Entries with figure data
┌──

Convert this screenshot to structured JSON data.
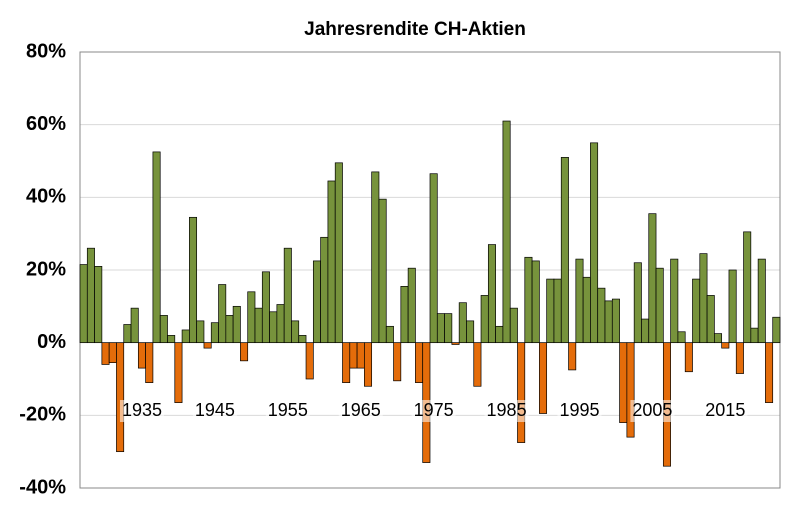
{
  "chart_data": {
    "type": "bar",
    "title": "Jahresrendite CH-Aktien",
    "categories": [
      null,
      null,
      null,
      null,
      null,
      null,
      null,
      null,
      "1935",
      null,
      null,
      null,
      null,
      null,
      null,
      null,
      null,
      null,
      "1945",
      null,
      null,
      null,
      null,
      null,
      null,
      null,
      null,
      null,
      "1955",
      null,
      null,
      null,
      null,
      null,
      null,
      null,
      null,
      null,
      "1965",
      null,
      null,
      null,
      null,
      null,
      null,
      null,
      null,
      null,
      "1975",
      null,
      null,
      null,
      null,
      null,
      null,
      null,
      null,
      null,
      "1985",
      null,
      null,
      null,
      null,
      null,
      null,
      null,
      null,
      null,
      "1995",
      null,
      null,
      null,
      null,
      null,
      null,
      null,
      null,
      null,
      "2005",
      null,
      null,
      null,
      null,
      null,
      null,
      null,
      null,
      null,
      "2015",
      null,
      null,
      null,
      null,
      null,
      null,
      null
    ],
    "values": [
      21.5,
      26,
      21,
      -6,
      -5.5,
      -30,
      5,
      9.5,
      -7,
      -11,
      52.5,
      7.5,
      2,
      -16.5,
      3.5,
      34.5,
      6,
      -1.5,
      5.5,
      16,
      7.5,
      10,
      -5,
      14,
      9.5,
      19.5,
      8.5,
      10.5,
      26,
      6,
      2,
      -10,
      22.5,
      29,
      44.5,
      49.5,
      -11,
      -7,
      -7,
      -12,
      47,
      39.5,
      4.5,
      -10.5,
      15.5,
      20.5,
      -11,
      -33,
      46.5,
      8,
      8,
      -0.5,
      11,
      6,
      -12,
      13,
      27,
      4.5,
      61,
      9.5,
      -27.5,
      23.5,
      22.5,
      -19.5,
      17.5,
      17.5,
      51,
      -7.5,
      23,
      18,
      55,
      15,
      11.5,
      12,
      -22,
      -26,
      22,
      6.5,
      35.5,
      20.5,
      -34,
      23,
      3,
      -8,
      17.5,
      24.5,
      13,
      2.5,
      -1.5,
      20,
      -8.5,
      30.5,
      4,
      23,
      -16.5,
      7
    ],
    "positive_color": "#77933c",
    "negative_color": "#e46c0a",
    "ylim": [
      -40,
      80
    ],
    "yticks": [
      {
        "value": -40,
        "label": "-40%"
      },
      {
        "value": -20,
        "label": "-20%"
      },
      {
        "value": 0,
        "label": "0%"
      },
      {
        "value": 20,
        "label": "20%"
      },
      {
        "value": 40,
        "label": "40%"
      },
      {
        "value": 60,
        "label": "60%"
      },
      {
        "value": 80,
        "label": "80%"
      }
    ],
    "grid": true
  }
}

└──
┌──

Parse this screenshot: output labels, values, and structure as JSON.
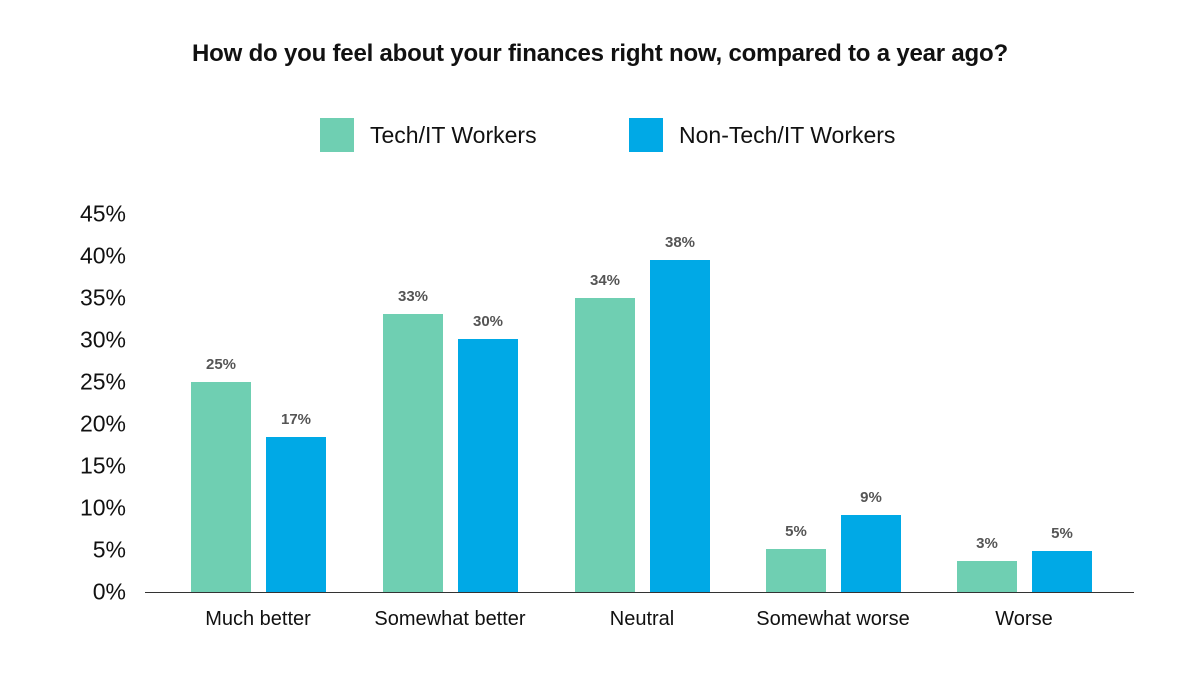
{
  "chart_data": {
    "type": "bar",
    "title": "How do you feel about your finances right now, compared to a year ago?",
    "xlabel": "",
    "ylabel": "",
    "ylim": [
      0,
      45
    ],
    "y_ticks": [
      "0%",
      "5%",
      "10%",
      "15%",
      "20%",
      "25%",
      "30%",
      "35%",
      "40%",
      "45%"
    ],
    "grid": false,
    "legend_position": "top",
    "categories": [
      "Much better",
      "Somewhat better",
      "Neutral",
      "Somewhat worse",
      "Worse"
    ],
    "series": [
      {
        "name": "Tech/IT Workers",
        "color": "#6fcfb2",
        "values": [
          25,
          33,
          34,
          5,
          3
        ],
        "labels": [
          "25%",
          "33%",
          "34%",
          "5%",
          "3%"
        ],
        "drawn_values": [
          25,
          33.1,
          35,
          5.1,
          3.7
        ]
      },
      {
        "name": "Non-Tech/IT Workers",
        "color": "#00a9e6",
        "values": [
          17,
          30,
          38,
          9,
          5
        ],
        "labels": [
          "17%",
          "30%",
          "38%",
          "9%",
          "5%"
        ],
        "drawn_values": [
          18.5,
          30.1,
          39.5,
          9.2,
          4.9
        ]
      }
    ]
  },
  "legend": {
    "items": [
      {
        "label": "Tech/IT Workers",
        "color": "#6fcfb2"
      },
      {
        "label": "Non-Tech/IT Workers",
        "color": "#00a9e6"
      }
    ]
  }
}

└──
┌──

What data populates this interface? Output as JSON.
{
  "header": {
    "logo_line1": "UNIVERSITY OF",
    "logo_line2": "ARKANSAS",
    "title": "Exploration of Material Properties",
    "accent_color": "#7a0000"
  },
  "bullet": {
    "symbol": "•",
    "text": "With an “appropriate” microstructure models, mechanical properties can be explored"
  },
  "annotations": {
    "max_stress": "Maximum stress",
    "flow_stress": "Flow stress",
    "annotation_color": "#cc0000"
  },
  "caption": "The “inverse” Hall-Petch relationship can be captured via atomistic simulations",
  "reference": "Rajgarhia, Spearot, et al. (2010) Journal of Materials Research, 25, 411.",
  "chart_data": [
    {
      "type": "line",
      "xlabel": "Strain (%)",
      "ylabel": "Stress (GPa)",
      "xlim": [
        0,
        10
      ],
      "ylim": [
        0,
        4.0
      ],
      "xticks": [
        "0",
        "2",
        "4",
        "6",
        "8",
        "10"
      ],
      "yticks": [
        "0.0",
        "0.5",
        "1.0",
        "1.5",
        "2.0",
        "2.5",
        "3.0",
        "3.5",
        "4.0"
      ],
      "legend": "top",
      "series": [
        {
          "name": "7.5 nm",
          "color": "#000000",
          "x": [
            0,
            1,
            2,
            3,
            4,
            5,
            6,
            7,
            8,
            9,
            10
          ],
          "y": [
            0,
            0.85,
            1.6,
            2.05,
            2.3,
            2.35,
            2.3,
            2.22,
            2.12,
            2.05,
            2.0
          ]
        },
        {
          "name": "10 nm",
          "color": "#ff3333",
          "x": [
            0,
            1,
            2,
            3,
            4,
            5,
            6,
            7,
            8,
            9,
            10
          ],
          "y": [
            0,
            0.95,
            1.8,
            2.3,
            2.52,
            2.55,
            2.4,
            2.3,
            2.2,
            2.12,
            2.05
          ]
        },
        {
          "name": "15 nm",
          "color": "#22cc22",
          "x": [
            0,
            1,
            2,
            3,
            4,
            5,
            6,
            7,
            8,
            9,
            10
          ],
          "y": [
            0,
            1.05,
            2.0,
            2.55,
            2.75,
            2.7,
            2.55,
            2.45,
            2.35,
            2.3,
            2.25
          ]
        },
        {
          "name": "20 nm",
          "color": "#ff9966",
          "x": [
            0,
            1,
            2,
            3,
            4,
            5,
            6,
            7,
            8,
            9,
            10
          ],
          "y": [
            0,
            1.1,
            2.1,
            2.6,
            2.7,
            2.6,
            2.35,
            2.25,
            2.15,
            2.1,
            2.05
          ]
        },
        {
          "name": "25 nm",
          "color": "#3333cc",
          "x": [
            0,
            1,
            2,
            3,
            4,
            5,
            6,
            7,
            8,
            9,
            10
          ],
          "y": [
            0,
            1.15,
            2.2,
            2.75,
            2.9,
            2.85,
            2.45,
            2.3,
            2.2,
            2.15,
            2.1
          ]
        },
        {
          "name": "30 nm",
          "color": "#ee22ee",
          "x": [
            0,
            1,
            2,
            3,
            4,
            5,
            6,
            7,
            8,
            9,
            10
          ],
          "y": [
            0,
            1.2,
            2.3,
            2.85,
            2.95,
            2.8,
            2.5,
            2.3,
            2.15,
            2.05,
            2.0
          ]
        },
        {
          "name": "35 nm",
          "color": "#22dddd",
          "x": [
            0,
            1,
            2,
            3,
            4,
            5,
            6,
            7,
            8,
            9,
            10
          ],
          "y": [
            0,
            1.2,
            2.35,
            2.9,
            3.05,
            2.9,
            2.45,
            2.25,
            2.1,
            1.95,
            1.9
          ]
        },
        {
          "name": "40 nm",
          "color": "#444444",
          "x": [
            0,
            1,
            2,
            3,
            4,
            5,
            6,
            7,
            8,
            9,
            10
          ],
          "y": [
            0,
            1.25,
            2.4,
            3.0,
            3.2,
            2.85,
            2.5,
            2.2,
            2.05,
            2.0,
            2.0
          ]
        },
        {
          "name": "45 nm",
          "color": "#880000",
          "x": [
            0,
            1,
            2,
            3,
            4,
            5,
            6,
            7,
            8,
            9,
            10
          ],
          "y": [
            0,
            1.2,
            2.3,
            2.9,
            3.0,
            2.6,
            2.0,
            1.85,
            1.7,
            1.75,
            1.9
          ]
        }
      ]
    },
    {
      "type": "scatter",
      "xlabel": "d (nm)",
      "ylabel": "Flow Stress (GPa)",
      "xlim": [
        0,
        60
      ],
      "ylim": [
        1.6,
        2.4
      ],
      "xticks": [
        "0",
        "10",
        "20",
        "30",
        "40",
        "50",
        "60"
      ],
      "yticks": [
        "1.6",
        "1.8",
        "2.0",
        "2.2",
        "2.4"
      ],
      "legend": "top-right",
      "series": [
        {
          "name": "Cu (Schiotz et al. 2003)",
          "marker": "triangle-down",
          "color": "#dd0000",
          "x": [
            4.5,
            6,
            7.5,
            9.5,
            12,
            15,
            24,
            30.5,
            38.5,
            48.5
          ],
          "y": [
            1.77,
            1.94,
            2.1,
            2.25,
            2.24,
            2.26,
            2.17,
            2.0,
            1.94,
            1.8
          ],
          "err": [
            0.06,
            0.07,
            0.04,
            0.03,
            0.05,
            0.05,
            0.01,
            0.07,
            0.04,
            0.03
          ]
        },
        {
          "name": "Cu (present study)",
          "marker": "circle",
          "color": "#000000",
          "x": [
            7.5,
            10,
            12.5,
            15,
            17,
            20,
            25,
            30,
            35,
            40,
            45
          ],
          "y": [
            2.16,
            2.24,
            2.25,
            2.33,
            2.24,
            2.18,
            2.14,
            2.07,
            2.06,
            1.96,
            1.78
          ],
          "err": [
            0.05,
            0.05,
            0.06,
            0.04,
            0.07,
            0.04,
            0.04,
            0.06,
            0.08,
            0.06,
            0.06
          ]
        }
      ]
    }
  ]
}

└──

The lines above form a set of records; determine how many of them contain the string "title" and give that number alone.

3